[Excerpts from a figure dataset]
==================================================

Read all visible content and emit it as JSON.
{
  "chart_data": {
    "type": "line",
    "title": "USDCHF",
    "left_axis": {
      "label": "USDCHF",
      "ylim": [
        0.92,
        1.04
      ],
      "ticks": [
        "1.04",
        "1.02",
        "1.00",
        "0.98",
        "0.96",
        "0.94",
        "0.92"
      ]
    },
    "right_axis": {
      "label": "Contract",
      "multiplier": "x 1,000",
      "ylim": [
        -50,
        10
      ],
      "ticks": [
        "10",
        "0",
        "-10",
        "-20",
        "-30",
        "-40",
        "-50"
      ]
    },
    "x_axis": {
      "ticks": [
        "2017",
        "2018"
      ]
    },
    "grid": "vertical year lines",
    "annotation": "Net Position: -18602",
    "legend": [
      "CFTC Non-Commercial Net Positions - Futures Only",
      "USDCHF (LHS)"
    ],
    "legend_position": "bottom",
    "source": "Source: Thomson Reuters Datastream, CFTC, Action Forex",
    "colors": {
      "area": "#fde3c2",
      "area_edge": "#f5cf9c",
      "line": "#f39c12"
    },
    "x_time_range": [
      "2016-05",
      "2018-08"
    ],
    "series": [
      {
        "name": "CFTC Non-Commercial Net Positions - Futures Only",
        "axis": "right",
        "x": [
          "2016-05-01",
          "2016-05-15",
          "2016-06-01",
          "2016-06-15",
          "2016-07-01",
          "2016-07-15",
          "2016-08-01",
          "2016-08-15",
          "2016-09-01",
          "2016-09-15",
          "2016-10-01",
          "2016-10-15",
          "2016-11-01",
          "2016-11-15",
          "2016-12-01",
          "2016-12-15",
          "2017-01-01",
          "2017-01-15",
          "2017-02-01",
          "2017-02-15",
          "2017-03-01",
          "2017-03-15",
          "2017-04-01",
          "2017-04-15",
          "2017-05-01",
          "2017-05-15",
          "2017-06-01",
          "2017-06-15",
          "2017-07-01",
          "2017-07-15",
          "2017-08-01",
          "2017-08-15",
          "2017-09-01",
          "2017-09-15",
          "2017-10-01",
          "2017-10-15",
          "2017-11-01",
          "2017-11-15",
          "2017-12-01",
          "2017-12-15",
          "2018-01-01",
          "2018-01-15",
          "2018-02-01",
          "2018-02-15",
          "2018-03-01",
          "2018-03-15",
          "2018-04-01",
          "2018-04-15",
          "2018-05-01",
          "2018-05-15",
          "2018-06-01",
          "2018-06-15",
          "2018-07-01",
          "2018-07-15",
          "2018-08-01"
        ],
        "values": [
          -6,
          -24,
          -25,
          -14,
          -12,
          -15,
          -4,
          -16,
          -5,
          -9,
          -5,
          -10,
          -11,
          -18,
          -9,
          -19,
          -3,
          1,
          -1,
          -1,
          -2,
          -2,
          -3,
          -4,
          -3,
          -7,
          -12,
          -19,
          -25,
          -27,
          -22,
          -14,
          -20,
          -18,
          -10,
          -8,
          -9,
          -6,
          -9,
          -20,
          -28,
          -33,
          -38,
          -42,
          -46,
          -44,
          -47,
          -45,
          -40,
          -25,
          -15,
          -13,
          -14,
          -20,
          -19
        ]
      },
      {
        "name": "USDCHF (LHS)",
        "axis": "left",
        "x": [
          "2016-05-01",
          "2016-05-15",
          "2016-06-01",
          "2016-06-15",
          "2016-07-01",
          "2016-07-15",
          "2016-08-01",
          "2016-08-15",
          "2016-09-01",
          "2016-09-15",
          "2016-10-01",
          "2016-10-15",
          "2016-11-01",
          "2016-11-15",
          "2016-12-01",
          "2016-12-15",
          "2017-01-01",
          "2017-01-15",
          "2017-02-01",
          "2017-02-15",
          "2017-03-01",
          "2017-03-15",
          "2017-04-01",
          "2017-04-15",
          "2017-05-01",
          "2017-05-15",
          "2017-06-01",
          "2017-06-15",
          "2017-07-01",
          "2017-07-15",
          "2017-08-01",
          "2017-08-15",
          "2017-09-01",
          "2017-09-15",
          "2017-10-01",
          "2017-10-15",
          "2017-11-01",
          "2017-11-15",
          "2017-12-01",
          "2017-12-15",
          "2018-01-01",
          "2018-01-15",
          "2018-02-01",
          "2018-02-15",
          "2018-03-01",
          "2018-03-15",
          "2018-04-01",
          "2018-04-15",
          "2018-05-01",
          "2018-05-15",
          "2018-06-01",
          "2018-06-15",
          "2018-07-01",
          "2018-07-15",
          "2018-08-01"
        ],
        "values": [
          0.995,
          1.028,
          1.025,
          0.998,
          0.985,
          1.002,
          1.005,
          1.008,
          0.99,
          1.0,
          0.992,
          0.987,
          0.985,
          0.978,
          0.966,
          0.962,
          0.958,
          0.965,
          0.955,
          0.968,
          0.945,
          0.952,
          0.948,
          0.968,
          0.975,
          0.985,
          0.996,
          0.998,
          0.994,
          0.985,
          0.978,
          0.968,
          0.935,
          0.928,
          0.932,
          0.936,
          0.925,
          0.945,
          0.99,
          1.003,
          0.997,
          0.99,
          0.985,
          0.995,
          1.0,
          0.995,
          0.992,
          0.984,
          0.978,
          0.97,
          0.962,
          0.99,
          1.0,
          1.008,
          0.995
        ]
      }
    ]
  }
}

==================================================

### Required work
Send back every record, precisely as written.

### Written solution
Read all visible content and emit it as JSON.
{
  "chart_data": {
    "type": "line",
    "title": "USDCHF",
    "left_axis": {
      "label": "USDCHF",
      "ylim": [
        0.92,
        1.04
      ],
      "ticks": [
        "1.04",
        "1.02",
        "1.00",
        "0.98",
        "0.96",
        "0.94",
        "0.92"
      ]
    },
    "right_axis": {
      "label": "Contract",
      "multiplier": "x 1,000",
      "ylim": [
        -50,
        10
      ],
      "ticks": [
        "10",
        "0",
        "-10",
        "-20",
        "-30",
        "-40",
        "-50"
      ]
    },
    "x_axis": {
      "ticks": [
        "2017",
        "2018"
      ]
    },
    "grid": "vertical year lines",
    "annotation": "Net Position: -18602",
    "legend": [
      "CFTC Non-Commercial Net Positions - Futures Only",
      "USDCHF (LHS)"
    ],
    "legend_position": "bottom",
    "source": "Source: Thomson Reuters Datastream, CFTC, Action Forex",
    "colors": {
      "area": "#fde3c2",
      "area_edge": "#f5cf9c",
      "line": "#f39c12"
    },
    "x_time_range": [
      "2016-05",
      "2018-08"
    ],
    "series": [
      {
        "name": "CFTC Non-Commercial Net Positions - Futures Only",
        "axis": "right",
        "x": [
          "2016-05-01",
          "2016-05-15",
          "2016-06-01",
          "2016-06-15",
          "2016-07-01",
          "2016-07-15",
          "2016-08-01",
          "2016-08-15",
          "2016-09-01",
          "2016-09-15",
          "2016-10-01",
          "2016-10-15",
          "2016-11-01",
          "2016-11-15",
          "2016-12-01",
          "2016-12-15",
          "2017-01-01",
          "2017-01-15",
          "2017-02-01",
          "2017-02-15",
          "2017-03-01",
          "2017-03-15",
          "2017-04-01",
          "2017-04-15",
          "2017-05-01",
          "2017-05-15",
          "2017-06-01",
          "2017-06-15",
          "2017-07-01",
          "2017-07-15",
          "2017-08-01",
          "2017-08-15",
          "2017-09-01",
          "2017-09-15",
          "2017-10-01",
          "2017-10-15",
          "2017-11-01",
          "2017-11-15",
          "2017-12-01",
          "2017-12-15",
          "2018-01-01",
          "2018-01-15",
          "2018-02-01",
          "2018-02-15",
          "2018-03-01",
          "2018-03-15",
          "2018-04-01",
          "2018-04-15",
          "2018-05-01",
          "2018-05-15",
          "2018-06-01",
          "2018-06-15",
          "2018-07-01",
          "2018-07-15",
          "2018-08-01"
        ],
        "values": [
          -6,
          -24,
          -25,
          -14,
          -12,
          -15,
          -4,
          -16,
          -5,
          -9,
          -5,
          -10,
          -11,
          -18,
          -9,
          -19,
          -3,
          1,
          -1,
          -1,
          -2,
          -2,
          -3,
          -4,
          -3,
          -7,
          -12,
          -19,
          -25,
          -27,
          -22,
          -14,
          -20,
          -18,
          -10,
          -8,
          -9,
          -6,
          -9,
          -20,
          -28,
          -33,
          -38,
          -42,
          -46,
          -44,
          -47,
          -45,
          -40,
          -25,
          -15,
          -13,
          -14,
          -20,
          -19
        ]
      },
      {
        "name": "USDCHF (LHS)",
        "axis": "left",
        "x": [
          "2016-05-01",
          "2016-05-15",
          "2016-06-01",
          "2016-06-15",
          "2016-07-01",
          "2016-07-15",
          "2016-08-01",
          "2016-08-15",
          "2016-09-01",
          "2016-09-15",
          "2016-10-01",
          "2016-10-15",
          "2016-11-01",
          "2016-11-15",
          "2016-12-01",
          "2016-12-15",
          "2017-01-01",
          "2017-01-15",
          "2017-02-01",
          "2017-02-15",
          "2017-03-01",
          "2017-03-15",
          "2017-04-01",
          "2017-04-15",
          "2017-05-01",
          "2017-05-15",
          "2017-06-01",
          "2017-06-15",
          "2017-07-01",
          "2017-07-15",
          "2017-08-01",
          "2017-08-15",
          "2017-09-01",
          "2017-09-15",
          "2017-10-01",
          "2017-10-15",
          "2017-11-01",
          "2017-11-15",
          "2017-12-01",
          "2017-12-15",
          "2018-01-01",
          "2018-01-15",
          "2018-02-01",
          "2018-02-15",
          "2018-03-01",
          "2018-03-15",
          "2018-04-01",
          "2018-04-15",
          "2018-05-01",
          "2018-05-15",
          "2018-06-01",
          "2018-06-15",
          "2018-07-01",
          "2018-07-15",
          "2018-08-01"
        ],
        "values": [
          0.995,
          1.028,
          1.025,
          0.998,
          0.985,
          1.002,
          1.005,
          1.008,
          0.99,
          1.0,
          0.992,
          0.987,
          0.985,
          0.978,
          0.966,
          0.962,
          0.958,
          0.965,
          0.955,
          0.968,
          0.945,
          0.952,
          0.948,
          0.968,
          0.975,
          0.985,
          0.996,
          0.998,
          0.994,
          0.985,
          0.978,
          0.968,
          0.935,
          0.928,
          0.932,
          0.936,
          0.925,
          0.945,
          0.99,
          1.003,
          0.997,
          0.99,
          0.985,
          0.995,
          1.0,
          0.995,
          0.992,
          0.984,
          0.978,
          0.97,
          0.962,
          0.99,
          1.0,
          1.008,
          0.995
        ]
      }
    ]
  }
}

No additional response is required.